-- Record set --

%%

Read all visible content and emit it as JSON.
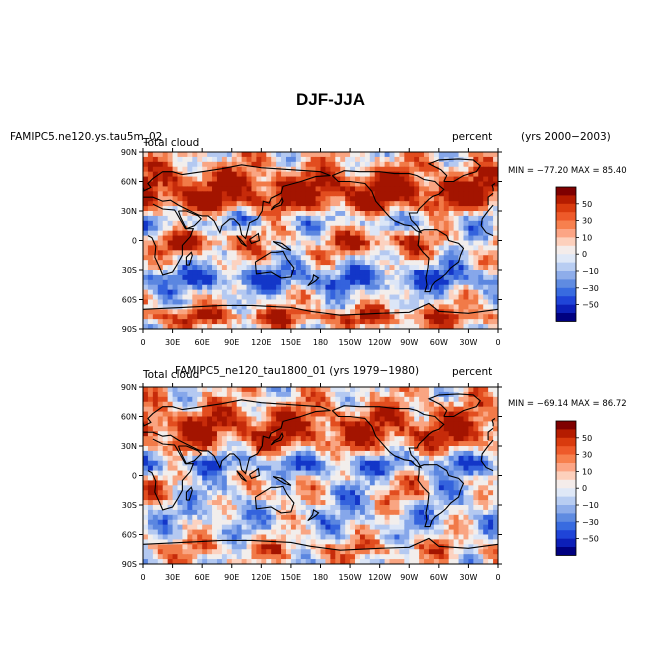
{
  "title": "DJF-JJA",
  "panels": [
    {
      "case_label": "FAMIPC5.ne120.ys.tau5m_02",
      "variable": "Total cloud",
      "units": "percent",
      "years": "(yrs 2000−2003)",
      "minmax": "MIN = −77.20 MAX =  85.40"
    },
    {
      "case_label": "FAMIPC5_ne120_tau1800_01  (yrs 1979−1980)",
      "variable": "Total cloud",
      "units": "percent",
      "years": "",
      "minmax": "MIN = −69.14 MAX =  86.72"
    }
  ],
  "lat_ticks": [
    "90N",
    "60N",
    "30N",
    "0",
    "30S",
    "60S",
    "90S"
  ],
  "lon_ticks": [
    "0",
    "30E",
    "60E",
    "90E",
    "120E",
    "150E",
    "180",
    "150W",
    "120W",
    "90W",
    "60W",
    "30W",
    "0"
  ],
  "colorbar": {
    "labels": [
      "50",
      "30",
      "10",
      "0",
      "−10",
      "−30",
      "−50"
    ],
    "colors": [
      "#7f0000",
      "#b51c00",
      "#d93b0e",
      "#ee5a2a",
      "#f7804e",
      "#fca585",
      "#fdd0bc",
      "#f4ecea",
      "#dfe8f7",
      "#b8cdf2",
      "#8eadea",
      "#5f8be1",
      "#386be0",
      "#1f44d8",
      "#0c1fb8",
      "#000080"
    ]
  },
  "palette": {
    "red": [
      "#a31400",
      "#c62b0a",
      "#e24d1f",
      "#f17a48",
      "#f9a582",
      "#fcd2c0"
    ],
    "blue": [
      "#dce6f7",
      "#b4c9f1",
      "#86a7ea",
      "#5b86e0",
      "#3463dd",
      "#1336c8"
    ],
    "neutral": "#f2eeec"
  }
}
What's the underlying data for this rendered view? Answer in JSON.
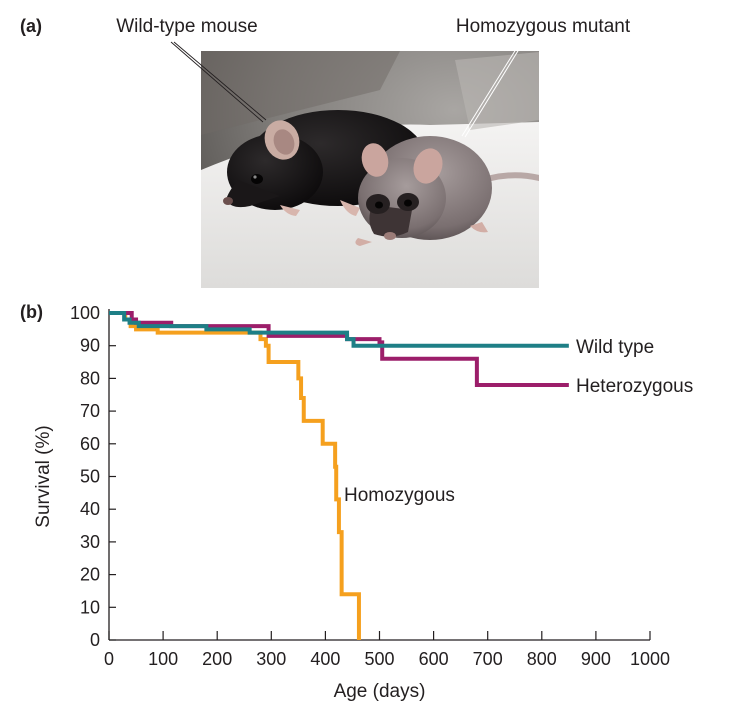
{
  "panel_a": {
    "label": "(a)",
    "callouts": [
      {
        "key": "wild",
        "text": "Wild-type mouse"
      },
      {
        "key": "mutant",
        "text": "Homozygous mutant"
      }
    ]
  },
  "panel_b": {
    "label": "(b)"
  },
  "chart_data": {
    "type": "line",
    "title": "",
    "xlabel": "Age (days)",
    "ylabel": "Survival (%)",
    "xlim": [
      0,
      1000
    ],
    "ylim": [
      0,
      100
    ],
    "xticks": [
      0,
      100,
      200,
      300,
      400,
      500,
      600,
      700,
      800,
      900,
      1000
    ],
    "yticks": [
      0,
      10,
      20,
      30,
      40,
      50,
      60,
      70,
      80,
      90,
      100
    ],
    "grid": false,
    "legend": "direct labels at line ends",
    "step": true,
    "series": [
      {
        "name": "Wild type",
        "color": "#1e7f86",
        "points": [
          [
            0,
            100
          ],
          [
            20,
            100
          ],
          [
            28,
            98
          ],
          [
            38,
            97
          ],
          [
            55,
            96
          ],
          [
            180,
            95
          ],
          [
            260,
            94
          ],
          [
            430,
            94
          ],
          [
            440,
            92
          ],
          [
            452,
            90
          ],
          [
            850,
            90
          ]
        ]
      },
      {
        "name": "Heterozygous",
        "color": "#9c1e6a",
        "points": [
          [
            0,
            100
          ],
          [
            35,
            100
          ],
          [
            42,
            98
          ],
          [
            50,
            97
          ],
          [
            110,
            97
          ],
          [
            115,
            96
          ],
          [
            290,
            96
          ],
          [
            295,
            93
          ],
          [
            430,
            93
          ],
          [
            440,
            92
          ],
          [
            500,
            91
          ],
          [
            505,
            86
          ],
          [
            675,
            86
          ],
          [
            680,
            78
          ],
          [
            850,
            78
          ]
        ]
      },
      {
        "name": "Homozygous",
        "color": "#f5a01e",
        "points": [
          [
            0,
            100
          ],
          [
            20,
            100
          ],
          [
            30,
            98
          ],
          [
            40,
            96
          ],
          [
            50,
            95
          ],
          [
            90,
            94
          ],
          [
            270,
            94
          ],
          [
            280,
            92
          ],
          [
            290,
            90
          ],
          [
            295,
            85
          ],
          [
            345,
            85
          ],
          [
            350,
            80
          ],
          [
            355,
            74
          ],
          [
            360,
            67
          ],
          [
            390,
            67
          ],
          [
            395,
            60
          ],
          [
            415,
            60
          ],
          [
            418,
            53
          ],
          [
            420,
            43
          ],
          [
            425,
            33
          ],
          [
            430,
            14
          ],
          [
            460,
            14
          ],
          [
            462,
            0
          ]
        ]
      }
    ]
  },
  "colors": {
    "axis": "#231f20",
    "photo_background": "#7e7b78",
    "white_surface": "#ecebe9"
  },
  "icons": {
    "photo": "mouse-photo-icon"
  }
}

%%

-- Problem statement --
Scan the material above. Extract every line in which the word "mouse" occurs.

-- Right answer --
        "text": "Wild-type mouse"
    "photo": "mouse-photo-icon"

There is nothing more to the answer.